>> Start EXERCISE INPUTS

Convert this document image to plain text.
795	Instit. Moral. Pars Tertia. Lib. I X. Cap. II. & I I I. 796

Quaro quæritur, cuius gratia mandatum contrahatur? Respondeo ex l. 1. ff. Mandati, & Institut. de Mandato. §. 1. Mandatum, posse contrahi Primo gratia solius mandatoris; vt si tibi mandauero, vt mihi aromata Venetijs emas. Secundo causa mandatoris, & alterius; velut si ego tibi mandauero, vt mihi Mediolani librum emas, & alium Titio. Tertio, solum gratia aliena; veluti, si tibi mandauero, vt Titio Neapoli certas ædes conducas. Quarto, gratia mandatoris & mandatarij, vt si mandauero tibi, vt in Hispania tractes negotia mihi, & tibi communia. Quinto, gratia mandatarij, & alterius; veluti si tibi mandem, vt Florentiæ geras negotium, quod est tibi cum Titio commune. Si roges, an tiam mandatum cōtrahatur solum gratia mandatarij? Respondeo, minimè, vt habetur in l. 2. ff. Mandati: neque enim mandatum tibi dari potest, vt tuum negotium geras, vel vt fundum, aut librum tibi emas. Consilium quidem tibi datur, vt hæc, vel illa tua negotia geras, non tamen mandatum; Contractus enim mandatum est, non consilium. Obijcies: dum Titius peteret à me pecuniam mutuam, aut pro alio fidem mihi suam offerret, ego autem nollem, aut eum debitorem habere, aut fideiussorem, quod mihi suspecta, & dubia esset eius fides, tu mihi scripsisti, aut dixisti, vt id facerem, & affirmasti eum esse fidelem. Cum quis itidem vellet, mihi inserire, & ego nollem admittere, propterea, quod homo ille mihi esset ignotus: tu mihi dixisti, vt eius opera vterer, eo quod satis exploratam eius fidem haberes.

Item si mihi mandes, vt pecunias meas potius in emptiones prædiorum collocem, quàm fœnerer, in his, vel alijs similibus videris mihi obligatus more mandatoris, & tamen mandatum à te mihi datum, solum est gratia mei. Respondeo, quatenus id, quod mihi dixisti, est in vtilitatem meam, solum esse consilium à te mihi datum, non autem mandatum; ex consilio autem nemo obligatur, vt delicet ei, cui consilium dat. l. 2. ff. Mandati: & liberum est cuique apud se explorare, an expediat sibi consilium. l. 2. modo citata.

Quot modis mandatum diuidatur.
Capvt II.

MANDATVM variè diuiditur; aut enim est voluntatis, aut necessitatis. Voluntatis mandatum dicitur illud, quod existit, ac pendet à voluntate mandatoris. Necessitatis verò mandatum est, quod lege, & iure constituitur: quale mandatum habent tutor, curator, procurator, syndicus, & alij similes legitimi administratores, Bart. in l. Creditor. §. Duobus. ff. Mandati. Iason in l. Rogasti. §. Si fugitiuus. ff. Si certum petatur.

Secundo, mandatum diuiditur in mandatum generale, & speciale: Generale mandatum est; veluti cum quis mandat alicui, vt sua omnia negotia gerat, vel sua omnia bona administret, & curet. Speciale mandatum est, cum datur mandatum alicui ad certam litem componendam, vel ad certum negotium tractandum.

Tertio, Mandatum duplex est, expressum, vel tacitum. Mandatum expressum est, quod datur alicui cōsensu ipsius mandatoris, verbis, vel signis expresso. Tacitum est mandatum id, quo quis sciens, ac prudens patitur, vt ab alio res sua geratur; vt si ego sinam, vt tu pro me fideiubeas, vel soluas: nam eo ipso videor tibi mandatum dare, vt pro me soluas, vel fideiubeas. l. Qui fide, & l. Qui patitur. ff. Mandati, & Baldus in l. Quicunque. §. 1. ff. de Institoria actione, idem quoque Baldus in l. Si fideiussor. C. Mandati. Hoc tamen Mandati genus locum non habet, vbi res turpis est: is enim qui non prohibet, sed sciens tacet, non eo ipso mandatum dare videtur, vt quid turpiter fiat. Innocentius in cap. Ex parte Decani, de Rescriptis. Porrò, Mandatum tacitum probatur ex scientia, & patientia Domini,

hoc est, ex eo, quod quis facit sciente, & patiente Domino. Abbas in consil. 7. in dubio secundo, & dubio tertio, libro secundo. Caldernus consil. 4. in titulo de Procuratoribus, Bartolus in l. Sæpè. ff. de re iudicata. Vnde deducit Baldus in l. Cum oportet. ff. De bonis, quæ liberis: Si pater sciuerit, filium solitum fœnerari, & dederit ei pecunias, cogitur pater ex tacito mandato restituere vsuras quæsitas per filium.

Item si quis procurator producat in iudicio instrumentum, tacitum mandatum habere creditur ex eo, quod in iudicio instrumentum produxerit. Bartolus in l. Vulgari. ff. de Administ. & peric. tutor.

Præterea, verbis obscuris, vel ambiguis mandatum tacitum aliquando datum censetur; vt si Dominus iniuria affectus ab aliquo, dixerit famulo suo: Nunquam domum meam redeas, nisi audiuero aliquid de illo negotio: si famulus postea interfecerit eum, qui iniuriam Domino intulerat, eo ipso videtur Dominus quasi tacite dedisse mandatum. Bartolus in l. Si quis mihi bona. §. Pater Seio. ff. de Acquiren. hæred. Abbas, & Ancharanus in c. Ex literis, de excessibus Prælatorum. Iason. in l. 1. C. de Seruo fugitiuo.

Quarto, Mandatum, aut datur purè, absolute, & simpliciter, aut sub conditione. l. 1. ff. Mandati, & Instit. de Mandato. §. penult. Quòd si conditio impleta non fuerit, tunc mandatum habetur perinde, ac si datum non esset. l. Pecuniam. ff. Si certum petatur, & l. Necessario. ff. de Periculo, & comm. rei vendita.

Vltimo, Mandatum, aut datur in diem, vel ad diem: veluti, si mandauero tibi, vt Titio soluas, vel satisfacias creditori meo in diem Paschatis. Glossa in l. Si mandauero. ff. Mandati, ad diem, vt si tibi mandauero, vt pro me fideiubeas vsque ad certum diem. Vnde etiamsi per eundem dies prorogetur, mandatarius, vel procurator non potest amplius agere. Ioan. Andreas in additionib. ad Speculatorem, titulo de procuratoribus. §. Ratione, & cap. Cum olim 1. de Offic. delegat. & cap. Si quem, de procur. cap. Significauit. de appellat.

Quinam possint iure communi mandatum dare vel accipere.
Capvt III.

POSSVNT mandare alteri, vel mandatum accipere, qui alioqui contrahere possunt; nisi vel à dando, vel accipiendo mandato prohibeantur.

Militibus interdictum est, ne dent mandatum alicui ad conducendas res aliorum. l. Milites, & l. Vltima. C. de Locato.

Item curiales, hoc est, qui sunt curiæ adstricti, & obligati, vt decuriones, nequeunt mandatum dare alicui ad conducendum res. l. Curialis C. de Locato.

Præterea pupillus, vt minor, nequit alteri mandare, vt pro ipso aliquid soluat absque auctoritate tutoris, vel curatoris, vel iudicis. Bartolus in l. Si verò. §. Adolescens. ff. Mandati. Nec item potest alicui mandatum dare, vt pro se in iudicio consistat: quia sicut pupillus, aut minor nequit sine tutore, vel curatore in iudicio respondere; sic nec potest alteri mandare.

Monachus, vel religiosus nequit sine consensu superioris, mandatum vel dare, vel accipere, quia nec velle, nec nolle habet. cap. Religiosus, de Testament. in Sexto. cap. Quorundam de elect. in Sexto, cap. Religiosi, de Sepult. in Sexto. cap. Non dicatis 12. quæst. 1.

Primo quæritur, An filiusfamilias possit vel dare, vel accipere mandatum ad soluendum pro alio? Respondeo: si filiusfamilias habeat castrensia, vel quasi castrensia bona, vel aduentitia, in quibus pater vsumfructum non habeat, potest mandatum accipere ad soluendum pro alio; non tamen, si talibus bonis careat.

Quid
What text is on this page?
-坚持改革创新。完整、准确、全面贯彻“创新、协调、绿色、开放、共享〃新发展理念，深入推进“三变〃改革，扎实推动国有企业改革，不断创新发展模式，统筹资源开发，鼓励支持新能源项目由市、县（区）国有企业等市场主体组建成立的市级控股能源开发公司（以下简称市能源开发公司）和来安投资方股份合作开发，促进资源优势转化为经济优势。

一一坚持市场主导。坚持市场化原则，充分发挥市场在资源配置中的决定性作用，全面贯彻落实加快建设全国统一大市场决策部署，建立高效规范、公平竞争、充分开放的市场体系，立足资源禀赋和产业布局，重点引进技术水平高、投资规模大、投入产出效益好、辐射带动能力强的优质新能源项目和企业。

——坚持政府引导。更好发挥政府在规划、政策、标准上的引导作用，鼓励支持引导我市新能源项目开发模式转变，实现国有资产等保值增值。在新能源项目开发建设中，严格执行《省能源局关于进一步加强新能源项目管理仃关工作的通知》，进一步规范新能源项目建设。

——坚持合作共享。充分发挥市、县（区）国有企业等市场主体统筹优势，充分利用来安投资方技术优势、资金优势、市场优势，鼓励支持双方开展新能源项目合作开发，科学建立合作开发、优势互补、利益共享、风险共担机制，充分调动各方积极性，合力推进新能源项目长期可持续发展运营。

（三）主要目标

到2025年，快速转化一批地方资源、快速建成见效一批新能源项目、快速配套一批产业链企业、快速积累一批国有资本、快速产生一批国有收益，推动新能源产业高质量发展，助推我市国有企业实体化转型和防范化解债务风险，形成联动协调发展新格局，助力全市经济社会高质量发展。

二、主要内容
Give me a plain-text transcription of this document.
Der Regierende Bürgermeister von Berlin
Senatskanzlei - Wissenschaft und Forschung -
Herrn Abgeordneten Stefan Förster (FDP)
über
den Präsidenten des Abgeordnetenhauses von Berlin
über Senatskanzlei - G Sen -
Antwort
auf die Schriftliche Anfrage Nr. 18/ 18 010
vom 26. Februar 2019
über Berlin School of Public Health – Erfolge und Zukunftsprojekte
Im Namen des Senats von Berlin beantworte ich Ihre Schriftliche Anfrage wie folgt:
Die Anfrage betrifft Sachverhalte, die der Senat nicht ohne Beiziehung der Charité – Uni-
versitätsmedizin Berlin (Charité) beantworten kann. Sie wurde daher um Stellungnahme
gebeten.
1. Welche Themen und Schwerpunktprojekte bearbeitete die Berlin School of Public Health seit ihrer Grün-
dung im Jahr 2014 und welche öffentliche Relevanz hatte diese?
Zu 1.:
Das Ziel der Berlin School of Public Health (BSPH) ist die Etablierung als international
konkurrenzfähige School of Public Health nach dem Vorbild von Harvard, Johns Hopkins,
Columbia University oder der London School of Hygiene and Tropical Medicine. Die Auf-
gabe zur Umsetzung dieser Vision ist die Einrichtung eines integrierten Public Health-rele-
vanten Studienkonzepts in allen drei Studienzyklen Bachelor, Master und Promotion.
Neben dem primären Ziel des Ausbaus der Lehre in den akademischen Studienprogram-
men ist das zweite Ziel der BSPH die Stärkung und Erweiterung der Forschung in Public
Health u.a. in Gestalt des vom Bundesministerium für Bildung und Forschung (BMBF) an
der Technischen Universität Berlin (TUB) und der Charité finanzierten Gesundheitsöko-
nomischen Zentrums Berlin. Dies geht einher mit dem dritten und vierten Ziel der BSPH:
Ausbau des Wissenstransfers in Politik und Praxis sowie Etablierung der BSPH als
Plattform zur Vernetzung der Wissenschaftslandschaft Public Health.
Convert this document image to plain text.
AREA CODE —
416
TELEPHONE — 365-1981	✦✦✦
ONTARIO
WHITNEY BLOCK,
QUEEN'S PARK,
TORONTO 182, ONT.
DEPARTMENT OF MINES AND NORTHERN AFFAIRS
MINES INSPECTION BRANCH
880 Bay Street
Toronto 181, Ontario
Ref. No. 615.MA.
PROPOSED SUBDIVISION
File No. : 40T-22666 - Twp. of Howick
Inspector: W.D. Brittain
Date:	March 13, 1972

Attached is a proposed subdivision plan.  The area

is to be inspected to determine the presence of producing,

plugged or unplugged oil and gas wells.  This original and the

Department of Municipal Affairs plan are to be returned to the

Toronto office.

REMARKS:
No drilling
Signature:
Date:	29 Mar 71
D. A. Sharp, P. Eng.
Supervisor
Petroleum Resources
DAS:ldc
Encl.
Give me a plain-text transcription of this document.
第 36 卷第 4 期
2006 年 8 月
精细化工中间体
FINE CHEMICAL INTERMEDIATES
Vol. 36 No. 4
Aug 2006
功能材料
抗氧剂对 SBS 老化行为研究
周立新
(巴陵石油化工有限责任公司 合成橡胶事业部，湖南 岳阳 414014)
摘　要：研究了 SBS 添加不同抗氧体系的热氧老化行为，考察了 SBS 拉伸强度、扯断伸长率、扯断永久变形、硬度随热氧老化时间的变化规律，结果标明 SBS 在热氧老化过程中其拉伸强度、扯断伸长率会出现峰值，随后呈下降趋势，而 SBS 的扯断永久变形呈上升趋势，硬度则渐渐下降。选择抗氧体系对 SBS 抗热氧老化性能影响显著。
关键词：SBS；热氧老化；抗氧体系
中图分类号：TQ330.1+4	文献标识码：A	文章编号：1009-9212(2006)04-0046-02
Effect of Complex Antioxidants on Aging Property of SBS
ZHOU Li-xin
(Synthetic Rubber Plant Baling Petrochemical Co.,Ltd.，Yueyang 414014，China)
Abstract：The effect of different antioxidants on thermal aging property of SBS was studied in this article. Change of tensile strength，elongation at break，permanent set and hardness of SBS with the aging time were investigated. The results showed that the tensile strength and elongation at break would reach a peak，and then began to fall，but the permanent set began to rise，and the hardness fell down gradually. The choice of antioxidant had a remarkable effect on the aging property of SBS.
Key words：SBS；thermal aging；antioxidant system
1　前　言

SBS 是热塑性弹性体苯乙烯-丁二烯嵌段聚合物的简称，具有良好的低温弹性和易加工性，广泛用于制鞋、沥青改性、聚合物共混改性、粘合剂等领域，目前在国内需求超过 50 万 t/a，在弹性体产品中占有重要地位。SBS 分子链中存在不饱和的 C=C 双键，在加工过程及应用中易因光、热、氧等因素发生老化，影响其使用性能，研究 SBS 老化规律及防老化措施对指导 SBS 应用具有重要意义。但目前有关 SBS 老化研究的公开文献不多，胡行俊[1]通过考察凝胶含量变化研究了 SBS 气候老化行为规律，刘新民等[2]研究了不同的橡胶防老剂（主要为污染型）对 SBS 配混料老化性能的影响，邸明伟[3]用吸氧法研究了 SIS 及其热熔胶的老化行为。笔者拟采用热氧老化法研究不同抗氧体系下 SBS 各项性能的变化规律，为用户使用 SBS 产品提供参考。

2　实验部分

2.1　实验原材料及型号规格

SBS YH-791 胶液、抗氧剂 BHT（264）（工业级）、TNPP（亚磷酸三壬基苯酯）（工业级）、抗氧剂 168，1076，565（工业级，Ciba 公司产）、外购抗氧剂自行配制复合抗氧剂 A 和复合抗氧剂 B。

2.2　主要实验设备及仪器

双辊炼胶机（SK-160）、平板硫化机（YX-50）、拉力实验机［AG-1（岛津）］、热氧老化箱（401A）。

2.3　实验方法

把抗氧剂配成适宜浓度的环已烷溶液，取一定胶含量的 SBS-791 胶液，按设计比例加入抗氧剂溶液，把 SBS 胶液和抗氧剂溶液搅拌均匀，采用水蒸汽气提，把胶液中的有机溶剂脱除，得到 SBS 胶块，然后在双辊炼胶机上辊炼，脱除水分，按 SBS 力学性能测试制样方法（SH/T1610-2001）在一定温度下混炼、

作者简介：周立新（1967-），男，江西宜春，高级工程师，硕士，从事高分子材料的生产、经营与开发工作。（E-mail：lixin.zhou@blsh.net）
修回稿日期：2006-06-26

>> End EXERCISE INPUTS

-- THE PROBLEM --
In the records above, locate every line with the string "Ziel" and copy it.

-- SOLUTION TO THE PROBLEM --
Das Ziel der Berlin School of Public Health (BSPH) ist die Etablierung als international
Neben dem primären Ziel des Ausbaus der Lehre in den akademischen Studienprogram-
men ist das zweite Ziel der BSPH die Stärkung und Erweiterung der Forschung in Public
nomischen Zentrums Berlin. Dies geht einher mit dem dritten und vierten Ziel der BSPH:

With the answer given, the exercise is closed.